* **Task directions**:
Restate all of the entries exactly, dropping any pictures they hold.

──────── Exercise material

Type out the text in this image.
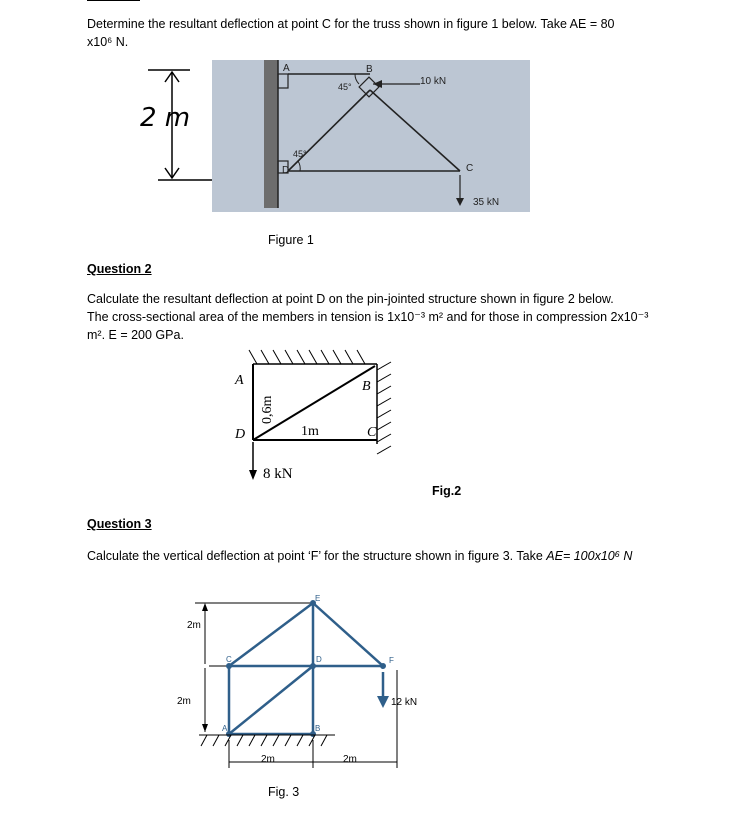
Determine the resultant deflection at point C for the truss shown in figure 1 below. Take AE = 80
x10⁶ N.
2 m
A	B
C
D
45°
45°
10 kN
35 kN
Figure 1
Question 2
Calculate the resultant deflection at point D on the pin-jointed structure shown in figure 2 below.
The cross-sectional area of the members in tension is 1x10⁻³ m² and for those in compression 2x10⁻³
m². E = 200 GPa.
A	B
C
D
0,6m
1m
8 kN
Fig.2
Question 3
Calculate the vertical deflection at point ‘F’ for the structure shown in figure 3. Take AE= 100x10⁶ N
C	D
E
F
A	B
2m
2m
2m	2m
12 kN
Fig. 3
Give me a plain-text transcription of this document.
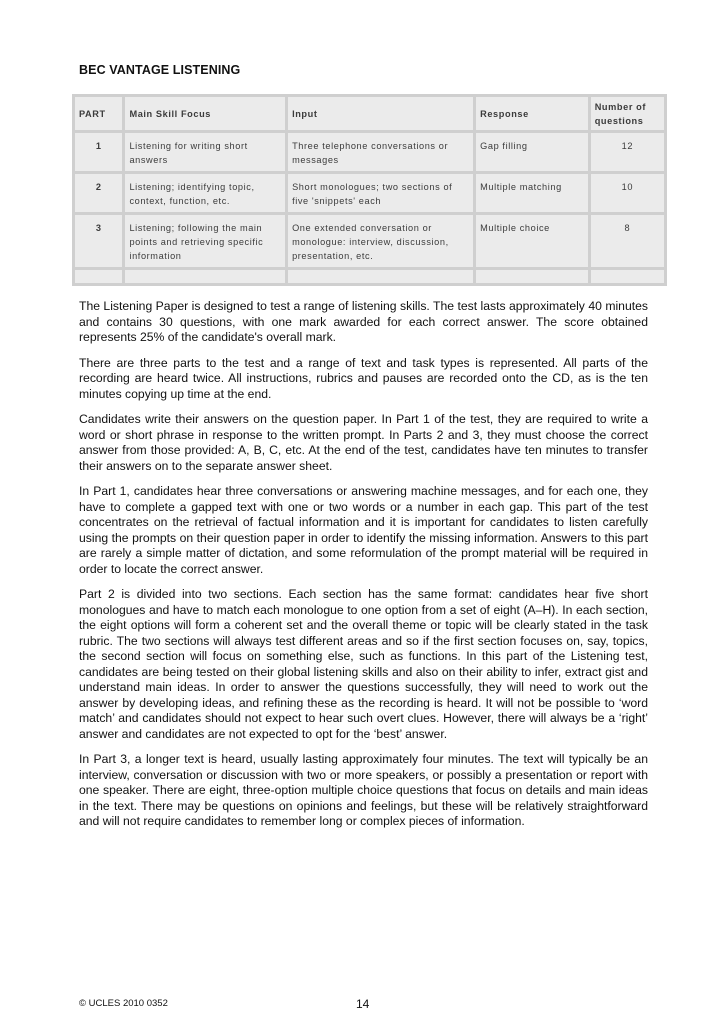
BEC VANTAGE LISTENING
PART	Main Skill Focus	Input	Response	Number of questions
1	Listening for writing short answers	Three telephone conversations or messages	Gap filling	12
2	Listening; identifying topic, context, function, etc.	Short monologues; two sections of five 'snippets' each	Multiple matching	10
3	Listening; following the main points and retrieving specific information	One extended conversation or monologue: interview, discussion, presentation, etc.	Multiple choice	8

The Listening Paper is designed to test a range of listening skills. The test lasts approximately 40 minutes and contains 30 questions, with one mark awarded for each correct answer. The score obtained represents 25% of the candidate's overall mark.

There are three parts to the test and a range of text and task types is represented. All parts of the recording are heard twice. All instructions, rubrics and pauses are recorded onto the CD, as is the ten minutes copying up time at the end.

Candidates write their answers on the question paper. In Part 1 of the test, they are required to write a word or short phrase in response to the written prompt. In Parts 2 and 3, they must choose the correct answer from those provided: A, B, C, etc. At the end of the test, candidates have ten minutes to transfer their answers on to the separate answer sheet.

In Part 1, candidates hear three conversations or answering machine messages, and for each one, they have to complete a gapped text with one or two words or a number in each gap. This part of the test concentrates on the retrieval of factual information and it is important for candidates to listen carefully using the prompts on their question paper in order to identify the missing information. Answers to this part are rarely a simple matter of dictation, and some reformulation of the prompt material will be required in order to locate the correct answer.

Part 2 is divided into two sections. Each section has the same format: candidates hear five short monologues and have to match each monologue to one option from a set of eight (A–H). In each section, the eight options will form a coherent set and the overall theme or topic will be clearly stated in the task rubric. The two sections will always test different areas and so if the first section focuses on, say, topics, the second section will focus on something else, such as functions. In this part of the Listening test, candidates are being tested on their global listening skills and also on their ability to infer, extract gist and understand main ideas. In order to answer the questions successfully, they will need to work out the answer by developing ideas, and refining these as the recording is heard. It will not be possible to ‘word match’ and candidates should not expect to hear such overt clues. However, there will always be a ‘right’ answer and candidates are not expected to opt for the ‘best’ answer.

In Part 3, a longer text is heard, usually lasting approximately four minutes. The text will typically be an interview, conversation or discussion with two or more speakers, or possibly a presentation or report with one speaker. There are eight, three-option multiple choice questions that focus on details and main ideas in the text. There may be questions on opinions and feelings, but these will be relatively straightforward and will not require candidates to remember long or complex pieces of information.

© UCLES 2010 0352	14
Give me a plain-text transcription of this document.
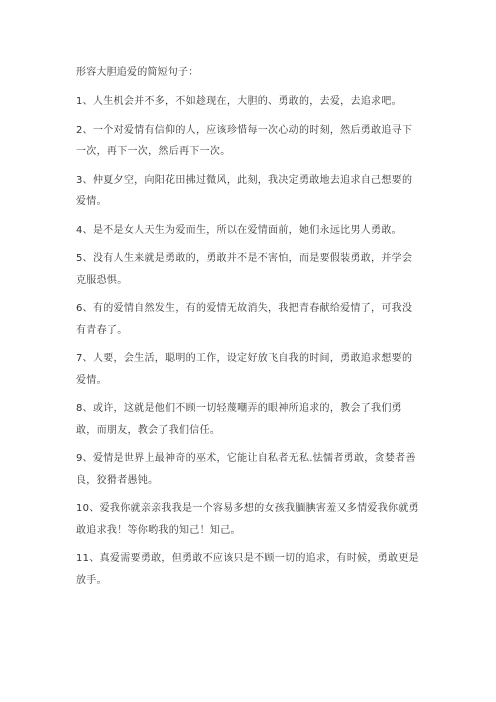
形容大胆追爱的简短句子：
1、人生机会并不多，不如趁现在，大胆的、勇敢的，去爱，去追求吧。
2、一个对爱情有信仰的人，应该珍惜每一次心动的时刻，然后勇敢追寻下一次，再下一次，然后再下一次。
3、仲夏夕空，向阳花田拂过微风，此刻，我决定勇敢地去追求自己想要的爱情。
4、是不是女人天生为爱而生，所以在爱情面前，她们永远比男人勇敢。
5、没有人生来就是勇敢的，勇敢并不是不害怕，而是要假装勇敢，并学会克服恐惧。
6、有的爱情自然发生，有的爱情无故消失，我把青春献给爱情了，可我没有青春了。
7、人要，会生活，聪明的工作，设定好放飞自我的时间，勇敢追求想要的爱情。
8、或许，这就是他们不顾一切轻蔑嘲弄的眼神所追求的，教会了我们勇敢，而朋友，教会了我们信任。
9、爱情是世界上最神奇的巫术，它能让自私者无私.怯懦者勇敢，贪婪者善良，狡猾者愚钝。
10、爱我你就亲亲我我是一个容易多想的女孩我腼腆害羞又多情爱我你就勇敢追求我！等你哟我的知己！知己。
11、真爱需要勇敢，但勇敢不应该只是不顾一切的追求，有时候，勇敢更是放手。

────────────────

* **Output for this task**:
Type out the text in this image.
Determine the resultant deflection at point C for the truss shown in figure 1 below. Take AE = 80
x10⁶ N.
2 m
A	B
C
D
45°
45°
10 kN
35 kN
Figure 1
Question 2
Calculate the resultant deflection at point D on the pin-jointed structure shown in figure 2 below.
The cross-sectional area of the members in tension is 1x10⁻³ m² and for those in compression 2x10⁻³
m². E = 200 GPa.
A	B
C
D
0,6m
1m
8 kN
Fig.2
Question 3
Calculate the vertical deflection at point ‘F’ for the structure shown in figure 3. Take AE= 100x10⁶ N
C	D
E
F
A	B
2m
2m
2m	2m
12 kN
Fig. 3
Give me a plain-text transcription of this document.
BEC VANTAGE LISTENING
PART	Main Skill Focus	Input	Response	Number of questions
1	Listening for writing short answers	Three telephone conversations or messages	Gap filling	12
2	Listening; identifying topic, context, function, etc.	Short monologues; two sections of five 'snippets' each	Multiple matching	10
3	Listening; following the main points and retrieving specific information	One extended conversation or monologue: interview, discussion, presentation, etc.	Multiple choice	8

The Listening Paper is designed to test a range of listening skills. The test lasts approximately 40 minutes and contains 30 questions, with one mark awarded for each correct answer. The score obtained represents 25% of the candidate's overall mark.

There are three parts to the test and a range of text and task types is represented. All parts of the recording are heard twice. All instructions, rubrics and pauses are recorded onto the CD, as is the ten minutes copying up time at the end.

Candidates write their answers on the question paper. In Part 1 of the test, they are required to write a word or short phrase in response to the written prompt. In Parts 2 and 3, they must choose the correct answer from those provided: A, B, C, etc. At the end of the test, candidates have ten minutes to transfer their answers on to the separate answer sheet.

In Part 1, candidates hear three conversations or answering machine messages, and for each one, they have to complete a gapped text with one or two words or a number in each gap. This part of the test concentrates on the retrieval of factual information and it is important for candidates to listen carefully using the prompts on their question paper in order to identify the missing information. Answers to this part are rarely a simple matter of dictation, and some reformulation of the prompt material will be required in order to locate the correct answer.

Part 2 is divided into two sections. Each section has the same format: candidates hear five short monologues and have to match each monologue to one option from a set of eight (A–H). In each section, the eight options will form a coherent set and the overall theme or topic will be clearly stated in the task rubric. The two sections will always test different areas and so if the first section focuses on, say, topics, the second section will focus on something else, such as functions. In this part of the Listening test, candidates are being tested on their global listening skills and also on their ability to infer, extract gist and understand main ideas. In order to answer the questions successfully, they will need to work out the answer by developing ideas, and refining these as the recording is heard. It will not be possible to ‘word match’ and candidates should not expect to hear such overt clues. However, there will always be a ‘right’ answer and candidates are not expected to opt for the ‘best’ answer.

In Part 3, a longer text is heard, usually lasting approximately four minutes. The text will typically be an interview, conversation or discussion with two or more speakers, or possibly a presentation or report with one speaker. There are eight, three-option multiple choice questions that focus on details and main ideas in the text. There may be questions on opinions and feelings, but these will be relatively straightforward and will not require candidates to remember long or complex pieces of information.

© UCLES 2010 0352	14
Give me a plain-text transcription of this document.
形容大胆追爱的简短句子：
1、人生机会并不多，不如趁现在，大胆的、勇敢的，去爱，去追求吧。
2、一个对爱情有信仰的人，应该珍惜每一次心动的时刻，然后勇敢追寻下一次，再下一次，然后再下一次。
3、仲夏夕空，向阳花田拂过微风，此刻，我决定勇敢地去追求自己想要的爱情。
4、是不是女人天生为爱而生，所以在爱情面前，她们永远比男人勇敢。
5、没有人生来就是勇敢的，勇敢并不是不害怕，而是要假装勇敢，并学会克服恐惧。
6、有的爱情自然发生，有的爱情无故消失，我把青春献给爱情了，可我没有青春了。
7、人要，会生活，聪明的工作，设定好放飞自我的时间，勇敢追求想要的爱情。
8、或许，这就是他们不顾一切轻蔑嘲弄的眼神所追求的，教会了我们勇敢，而朋友，教会了我们信任。
9、爱情是世界上最神奇的巫术，它能让自私者无私.怯懦者勇敢，贪婪者善良，狡猾者愚钝。
10、爱我你就亲亲我我是一个容易多想的女孩我腼腆害羞又多情爱我你就勇敢追求我！等你哟我的知己！知己。
11、真爱需要勇敢，但勇敢不应该只是不顾一切的追求，有时候，勇敢更是放手。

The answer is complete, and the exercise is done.